## Required task:
Count how many lines of the material contain the string "title", then give that number and nothing more.

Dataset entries
§ §

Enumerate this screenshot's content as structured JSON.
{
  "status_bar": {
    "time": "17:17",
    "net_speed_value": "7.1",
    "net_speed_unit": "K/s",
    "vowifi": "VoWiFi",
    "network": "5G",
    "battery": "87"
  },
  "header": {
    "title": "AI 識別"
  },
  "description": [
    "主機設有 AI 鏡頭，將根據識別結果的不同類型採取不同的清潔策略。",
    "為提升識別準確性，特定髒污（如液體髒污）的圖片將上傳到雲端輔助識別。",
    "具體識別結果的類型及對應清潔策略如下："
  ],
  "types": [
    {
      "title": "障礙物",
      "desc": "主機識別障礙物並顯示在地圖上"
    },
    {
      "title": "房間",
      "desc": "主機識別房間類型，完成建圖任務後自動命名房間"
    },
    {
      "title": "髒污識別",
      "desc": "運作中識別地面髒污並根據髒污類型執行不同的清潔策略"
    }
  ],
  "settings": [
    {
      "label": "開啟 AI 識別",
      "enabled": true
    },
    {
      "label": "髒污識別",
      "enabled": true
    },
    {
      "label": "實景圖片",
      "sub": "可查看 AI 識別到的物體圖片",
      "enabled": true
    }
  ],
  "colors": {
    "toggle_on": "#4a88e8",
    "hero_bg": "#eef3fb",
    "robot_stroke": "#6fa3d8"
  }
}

§ §

## Answer:
4